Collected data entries
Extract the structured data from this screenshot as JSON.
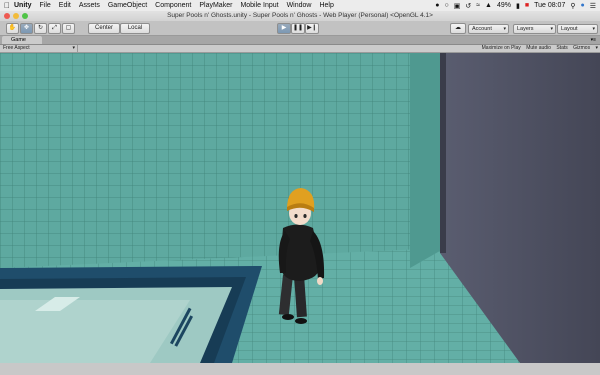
{
  "menubar": {
    "items": [
      "Unity",
      "File",
      "Edit",
      "Assets",
      "GameObject",
      "Component",
      "PlayMaker",
      "Mobile Input",
      "Window",
      "Help"
    ],
    "status": {
      "battery": "49%",
      "time": "Tue 08:07"
    }
  },
  "window": {
    "title": "Super Pools n' Ghosts.unity - Super Pools n' Ghosts - Web Player (Personal) <OpenGL 4.1>"
  },
  "toolbar": {
    "pivot_label": "Center",
    "space_label": "Local",
    "account_label": "Account",
    "layers_label": "Layers",
    "layout_label": "Layout"
  },
  "game_view": {
    "tab_label": "Game",
    "aspect_label": "Free Aspect",
    "options": [
      "Maximize on Play",
      "Mute audio",
      "Stats",
      "Gizmos"
    ]
  },
  "colors": {
    "floor": "#5ea9a0",
    "grid": "#3f8278",
    "wall_dark": "#4a4d5e",
    "pool_border": "#1f4d6b",
    "hair": "#e0a020",
    "jacket": "#1c1c1c"
  }
}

PROBLEM TO WORK ON
Transcribe the records above exactly as they appear, leaving out any pictures.

TASK ANSWER
Extract the structured data from this screenshot as JSON.
{
  "menubar": {
    "items": [
      "Unity",
      "File",
      "Edit",
      "Assets",
      "GameObject",
      "Component",
      "PlayMaker",
      "Mobile Input",
      "Window",
      "Help"
    ],
    "status": {
      "battery": "49%",
      "time": "Tue 08:07"
    }
  },
  "window": {
    "title": "Super Pools n' Ghosts.unity - Super Pools n' Ghosts - Web Player (Personal) <OpenGL 4.1>"
  },
  "toolbar": {
    "pivot_label": "Center",
    "space_label": "Local",
    "account_label": "Account",
    "layers_label": "Layers",
    "layout_label": "Layout"
  },
  "game_view": {
    "tab_label": "Game",
    "aspect_label": "Free Aspect",
    "options": [
      "Maximize on Play",
      "Mute audio",
      "Stats",
      "Gizmos"
    ]
  },
  "colors": {
    "floor": "#5ea9a0",
    "grid": "#3f8278",
    "wall_dark": "#4a4d5e",
    "pool_border": "#1f4d6b",
    "hair": "#e0a020",
    "jacket": "#1c1c1c"
  }
}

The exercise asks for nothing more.